[Stored data]

[Begin]

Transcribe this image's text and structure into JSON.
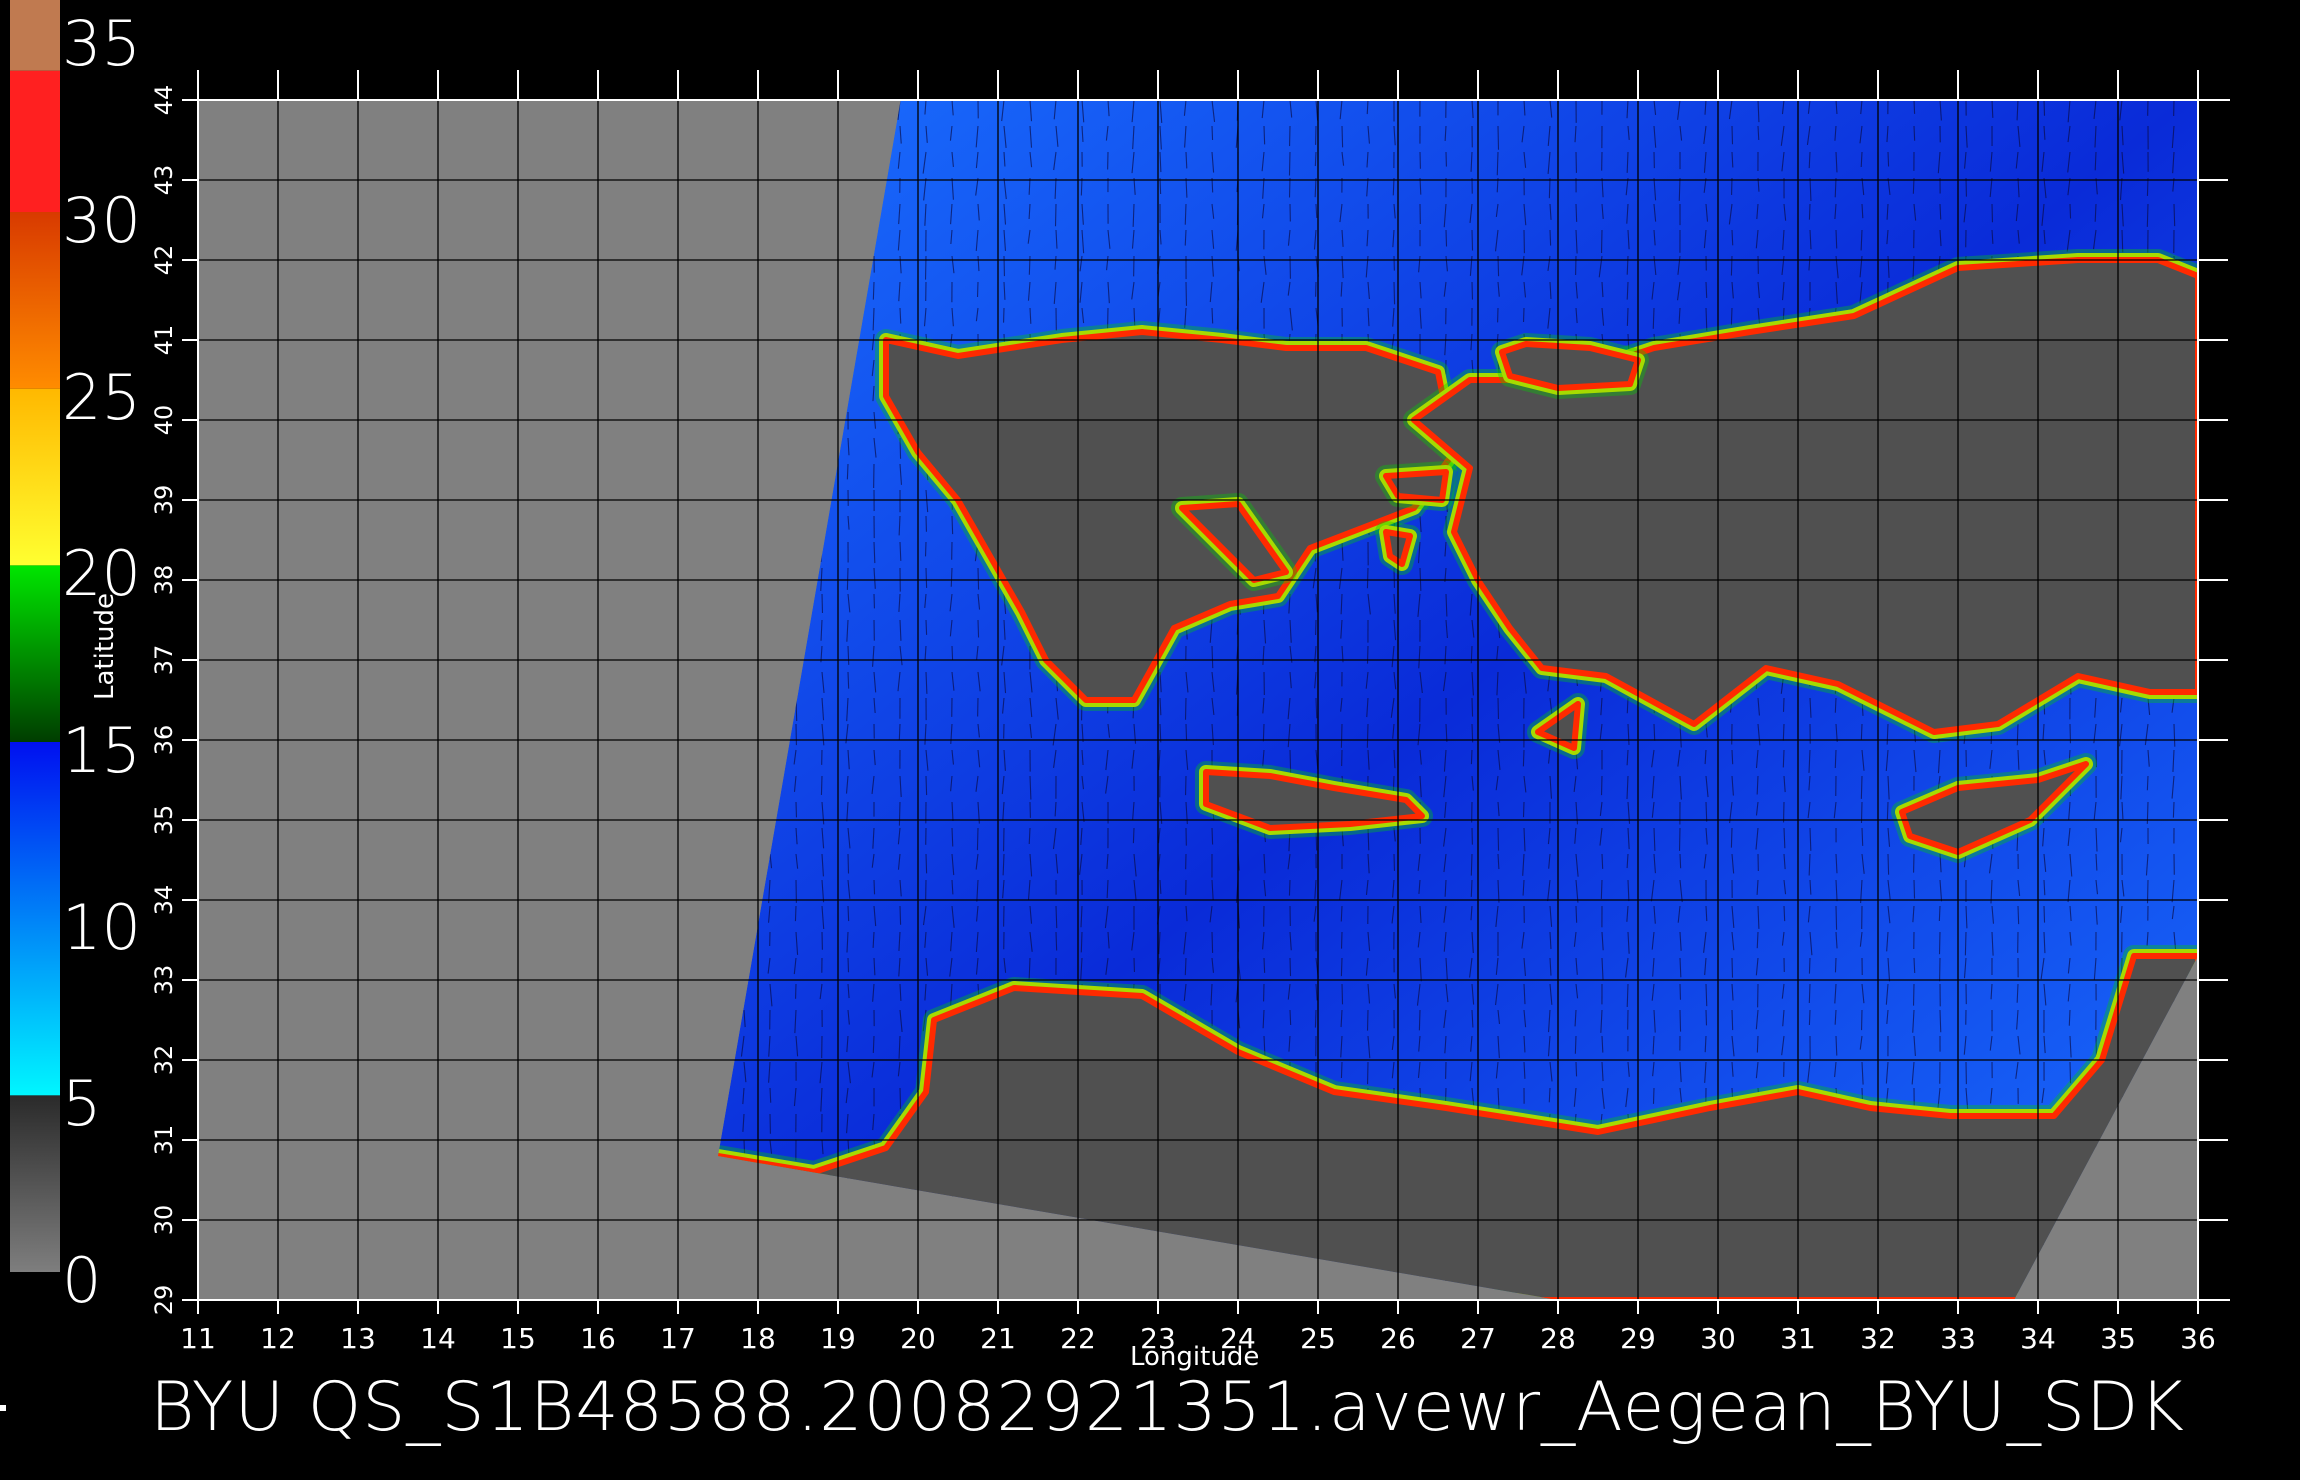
{
  "colorbar": {
    "labels": [
      "35",
      "30",
      "25",
      "20",
      "15",
      "10",
      "5",
      "0"
    ],
    "segments": [
      {
        "from": 0,
        "to": 5,
        "colors": [
          "#7e7e7e",
          "#2a2a2a"
        ]
      },
      {
        "from": 5,
        "to": 15,
        "colors": [
          "#00f6ff",
          "#0010f0"
        ]
      },
      {
        "from": 15,
        "to": 20,
        "colors": [
          "#003d00",
          "#00e600"
        ]
      },
      {
        "from": 20,
        "to": 25,
        "colors": [
          "#ffff30",
          "#ffb800"
        ]
      },
      {
        "from": 25,
        "to": 30,
        "colors": [
          "#ff8c00",
          "#d83a00"
        ]
      },
      {
        "from": 30,
        "to": 34,
        "colors": [
          "#ff2020",
          "#ff2020"
        ]
      },
      {
        "from": 34,
        "to": 36,
        "colors": [
          "#c07a50",
          "#c07a50"
        ]
      }
    ]
  },
  "map": {
    "xlabel": "Longitude",
    "ylabel": "Latitude",
    "lon_range": [
      11,
      36
    ],
    "lat_range": [
      29,
      44
    ],
    "lon_ticks": [
      "11",
      "12",
      "13",
      "14",
      "15",
      "16",
      "17",
      "18",
      "19",
      "20",
      "21",
      "22",
      "23",
      "24",
      "25",
      "26",
      "27",
      "28",
      "29",
      "30",
      "31",
      "32",
      "33",
      "34",
      "35",
      "36"
    ],
    "lat_ticks": [
      "29",
      "30",
      "31",
      "32",
      "33",
      "34",
      "35",
      "36",
      "37",
      "38",
      "39",
      "40",
      "41",
      "42",
      "43",
      "44"
    ],
    "colors": {
      "outside_swath": "#808080",
      "land": "#505050",
      "sea_low": "#1a6fff",
      "sea_high": "#0a2bd8",
      "coast": "#ff2a00",
      "grid": "#000000"
    },
    "swath_corners_lonlat": [
      [
        19.8,
        44.1
      ],
      [
        36.0,
        44.1
      ],
      [
        36.0,
        33.3
      ],
      [
        33.7,
        29.0
      ],
      [
        28.0,
        29.0
      ],
      [
        17.5,
        30.8
      ]
    ],
    "land": {
      "greece_mainland": [
        [
          19.6,
          41.0
        ],
        [
          20.5,
          40.8
        ],
        [
          21.8,
          41.0
        ],
        [
          22.8,
          41.1
        ],
        [
          23.8,
          41.0
        ],
        [
          24.6,
          40.9
        ],
        [
          25.6,
          40.9
        ],
        [
          26.5,
          40.6
        ],
        [
          26.7,
          39.6
        ],
        [
          26.2,
          38.9
        ],
        [
          24.9,
          38.4
        ],
        [
          24.5,
          37.8
        ],
        [
          23.9,
          37.7
        ],
        [
          23.2,
          37.4
        ],
        [
          22.7,
          36.5
        ],
        [
          22.1,
          36.5
        ],
        [
          21.6,
          37.0
        ],
        [
          21.3,
          37.6
        ],
        [
          20.9,
          38.3
        ],
        [
          20.5,
          39.0
        ],
        [
          20.0,
          39.6
        ],
        [
          19.6,
          40.3
        ]
      ],
      "anatolia": [
        [
          26.2,
          40.0
        ],
        [
          26.9,
          40.5
        ],
        [
          28.0,
          40.5
        ],
        [
          29.2,
          40.9
        ],
        [
          30.4,
          41.1
        ],
        [
          31.7,
          41.3
        ],
        [
          33.0,
          41.9
        ],
        [
          34.5,
          42.0
        ],
        [
          35.5,
          42.0
        ],
        [
          36.0,
          41.8
        ],
        [
          36.0,
          36.6
        ],
        [
          35.4,
          36.6
        ],
        [
          34.5,
          36.8
        ],
        [
          33.5,
          36.2
        ],
        [
          32.7,
          36.1
        ],
        [
          31.5,
          36.7
        ],
        [
          30.6,
          36.9
        ],
        [
          29.7,
          36.2
        ],
        [
          28.6,
          36.8
        ],
        [
          27.8,
          36.9
        ],
        [
          27.4,
          37.4
        ],
        [
          27.0,
          38.0
        ],
        [
          26.7,
          38.6
        ],
        [
          26.9,
          39.4
        ]
      ],
      "africa": [
        [
          17.5,
          30.8
        ],
        [
          18.7,
          30.6
        ],
        [
          19.6,
          30.9
        ],
        [
          20.1,
          31.6
        ],
        [
          20.2,
          32.5
        ],
        [
          21.2,
          32.9
        ],
        [
          22.8,
          32.8
        ],
        [
          24.0,
          32.1
        ],
        [
          25.2,
          31.6
        ],
        [
          26.6,
          31.4
        ],
        [
          28.5,
          31.1
        ],
        [
          29.9,
          31.4
        ],
        [
          31.0,
          31.6
        ],
        [
          31.9,
          31.4
        ],
        [
          32.9,
          31.3
        ],
        [
          34.2,
          31.3
        ],
        [
          34.8,
          32.0
        ],
        [
          35.2,
          33.3
        ],
        [
          36.0,
          33.3
        ],
        [
          36.0,
          29.0
        ],
        [
          17.5,
          29.0
        ]
      ],
      "crete": [
        [
          23.6,
          35.6
        ],
        [
          24.4,
          35.55
        ],
        [
          25.2,
          35.4
        ],
        [
          26.1,
          35.25
        ],
        [
          26.3,
          35.05
        ],
        [
          25.4,
          34.95
        ],
        [
          24.4,
          34.9
        ],
        [
          23.6,
          35.2
        ]
      ],
      "cyprus": [
        [
          32.3,
          35.1
        ],
        [
          33.0,
          35.4
        ],
        [
          34.0,
          35.5
        ],
        [
          34.6,
          35.7
        ],
        [
          33.9,
          35.0
        ],
        [
          33.0,
          34.6
        ],
        [
          32.4,
          34.8
        ]
      ],
      "rhodes": [
        [
          27.75,
          36.1
        ],
        [
          28.25,
          36.45
        ],
        [
          28.2,
          35.9
        ]
      ],
      "lesbos": [
        [
          25.85,
          39.3
        ],
        [
          26.6,
          39.35
        ],
        [
          26.55,
          39.0
        ],
        [
          26.0,
          39.05
        ]
      ],
      "chios": [
        [
          25.85,
          38.6
        ],
        [
          26.15,
          38.55
        ],
        [
          26.05,
          38.2
        ],
        [
          25.9,
          38.3
        ]
      ],
      "euboea": [
        [
          23.3,
          38.9
        ],
        [
          24.0,
          38.95
        ],
        [
          24.6,
          38.1
        ],
        [
          24.2,
          38.0
        ]
      ],
      "marmara": [
        [
          27.3,
          40.85
        ],
        [
          27.6,
          40.95
        ],
        [
          28.4,
          40.9
        ],
        [
          29.0,
          40.75
        ],
        [
          28.9,
          40.45
        ],
        [
          28.0,
          40.4
        ],
        [
          27.4,
          40.55
        ]
      ]
    }
  },
  "footer": {
    "caption": "BYU  QS_S1B48588.20082921351.avewr_Aegean_BYU_SDK"
  }
}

[End]

_Given problem_: Repeat the data exactly, dropping every picture it holds.

_Complete answer_:
Transcribe this image's text and structure into JSON.
{
  "colorbar": {
    "labels": [
      "35",
      "30",
      "25",
      "20",
      "15",
      "10",
      "5",
      "0"
    ],
    "segments": [
      {
        "from": 0,
        "to": 5,
        "colors": [
          "#7e7e7e",
          "#2a2a2a"
        ]
      },
      {
        "from": 5,
        "to": 15,
        "colors": [
          "#00f6ff",
          "#0010f0"
        ]
      },
      {
        "from": 15,
        "to": 20,
        "colors": [
          "#003d00",
          "#00e600"
        ]
      },
      {
        "from": 20,
        "to": 25,
        "colors": [
          "#ffff30",
          "#ffb800"
        ]
      },
      {
        "from": 25,
        "to": 30,
        "colors": [
          "#ff8c00",
          "#d83a00"
        ]
      },
      {
        "from": 30,
        "to": 34,
        "colors": [
          "#ff2020",
          "#ff2020"
        ]
      },
      {
        "from": 34,
        "to": 36,
        "colors": [
          "#c07a50",
          "#c07a50"
        ]
      }
    ]
  },
  "map": {
    "xlabel": "Longitude",
    "ylabel": "Latitude",
    "lon_range": [
      11,
      36
    ],
    "lat_range": [
      29,
      44
    ],
    "lon_ticks": [
      "11",
      "12",
      "13",
      "14",
      "15",
      "16",
      "17",
      "18",
      "19",
      "20",
      "21",
      "22",
      "23",
      "24",
      "25",
      "26",
      "27",
      "28",
      "29",
      "30",
      "31",
      "32",
      "33",
      "34",
      "35",
      "36"
    ],
    "lat_ticks": [
      "29",
      "30",
      "31",
      "32",
      "33",
      "34",
      "35",
      "36",
      "37",
      "38",
      "39",
      "40",
      "41",
      "42",
      "43",
      "44"
    ],
    "colors": {
      "outside_swath": "#808080",
      "land": "#505050",
      "sea_low": "#1a6fff",
      "sea_high": "#0a2bd8",
      "coast": "#ff2a00",
      "grid": "#000000"
    },
    "swath_corners_lonlat": [
      [
        19.8,
        44.1
      ],
      [
        36.0,
        44.1
      ],
      [
        36.0,
        33.3
      ],
      [
        33.7,
        29.0
      ],
      [
        28.0,
        29.0
      ],
      [
        17.5,
        30.8
      ]
    ],
    "land": {
      "greece_mainland": [
        [
          19.6,
          41.0
        ],
        [
          20.5,
          40.8
        ],
        [
          21.8,
          41.0
        ],
        [
          22.8,
          41.1
        ],
        [
          23.8,
          41.0
        ],
        [
          24.6,
          40.9
        ],
        [
          25.6,
          40.9
        ],
        [
          26.5,
          40.6
        ],
        [
          26.7,
          39.6
        ],
        [
          26.2,
          38.9
        ],
        [
          24.9,
          38.4
        ],
        [
          24.5,
          37.8
        ],
        [
          23.9,
          37.7
        ],
        [
          23.2,
          37.4
        ],
        [
          22.7,
          36.5
        ],
        [
          22.1,
          36.5
        ],
        [
          21.6,
          37.0
        ],
        [
          21.3,
          37.6
        ],
        [
          20.9,
          38.3
        ],
        [
          20.5,
          39.0
        ],
        [
          20.0,
          39.6
        ],
        [
          19.6,
          40.3
        ]
      ],
      "anatolia": [
        [
          26.2,
          40.0
        ],
        [
          26.9,
          40.5
        ],
        [
          28.0,
          40.5
        ],
        [
          29.2,
          40.9
        ],
        [
          30.4,
          41.1
        ],
        [
          31.7,
          41.3
        ],
        [
          33.0,
          41.9
        ],
        [
          34.5,
          42.0
        ],
        [
          35.5,
          42.0
        ],
        [
          36.0,
          41.8
        ],
        [
          36.0,
          36.6
        ],
        [
          35.4,
          36.6
        ],
        [
          34.5,
          36.8
        ],
        [
          33.5,
          36.2
        ],
        [
          32.7,
          36.1
        ],
        [
          31.5,
          36.7
        ],
        [
          30.6,
          36.9
        ],
        [
          29.7,
          36.2
        ],
        [
          28.6,
          36.8
        ],
        [
          27.8,
          36.9
        ],
        [
          27.4,
          37.4
        ],
        [
          27.0,
          38.0
        ],
        [
          26.7,
          38.6
        ],
        [
          26.9,
          39.4
        ]
      ],
      "africa": [
        [
          17.5,
          30.8
        ],
        [
          18.7,
          30.6
        ],
        [
          19.6,
          30.9
        ],
        [
          20.1,
          31.6
        ],
        [
          20.2,
          32.5
        ],
        [
          21.2,
          32.9
        ],
        [
          22.8,
          32.8
        ],
        [
          24.0,
          32.1
        ],
        [
          25.2,
          31.6
        ],
        [
          26.6,
          31.4
        ],
        [
          28.5,
          31.1
        ],
        [
          29.9,
          31.4
        ],
        [
          31.0,
          31.6
        ],
        [
          31.9,
          31.4
        ],
        [
          32.9,
          31.3
        ],
        [
          34.2,
          31.3
        ],
        [
          34.8,
          32.0
        ],
        [
          35.2,
          33.3
        ],
        [
          36.0,
          33.3
        ],
        [
          36.0,
          29.0
        ],
        [
          17.5,
          29.0
        ]
      ],
      "crete": [
        [
          23.6,
          35.6
        ],
        [
          24.4,
          35.55
        ],
        [
          25.2,
          35.4
        ],
        [
          26.1,
          35.25
        ],
        [
          26.3,
          35.05
        ],
        [
          25.4,
          34.95
        ],
        [
          24.4,
          34.9
        ],
        [
          23.6,
          35.2
        ]
      ],
      "cyprus": [
        [
          32.3,
          35.1
        ],
        [
          33.0,
          35.4
        ],
        [
          34.0,
          35.5
        ],
        [
          34.6,
          35.7
        ],
        [
          33.9,
          35.0
        ],
        [
          33.0,
          34.6
        ],
        [
          32.4,
          34.8
        ]
      ],
      "rhodes": [
        [
          27.75,
          36.1
        ],
        [
          28.25,
          36.45
        ],
        [
          28.2,
          35.9
        ]
      ],
      "lesbos": [
        [
          25.85,
          39.3
        ],
        [
          26.6,
          39.35
        ],
        [
          26.55,
          39.0
        ],
        [
          26.0,
          39.05
        ]
      ],
      "chios": [
        [
          25.85,
          38.6
        ],
        [
          26.15,
          38.55
        ],
        [
          26.05,
          38.2
        ],
        [
          25.9,
          38.3
        ]
      ],
      "euboea": [
        [
          23.3,
          38.9
        ],
        [
          24.0,
          38.95
        ],
        [
          24.6,
          38.1
        ],
        [
          24.2,
          38.0
        ]
      ],
      "marmara": [
        [
          27.3,
          40.85
        ],
        [
          27.6,
          40.95
        ],
        [
          28.4,
          40.9
        ],
        [
          29.0,
          40.75
        ],
        [
          28.9,
          40.45
        ],
        [
          28.0,
          40.4
        ],
        [
          27.4,
          40.55
        ]
      ]
    }
  },
  "footer": {
    "caption": "BYU  QS_S1B48588.20082921351.avewr_Aegean_BYU_SDK"
  }
}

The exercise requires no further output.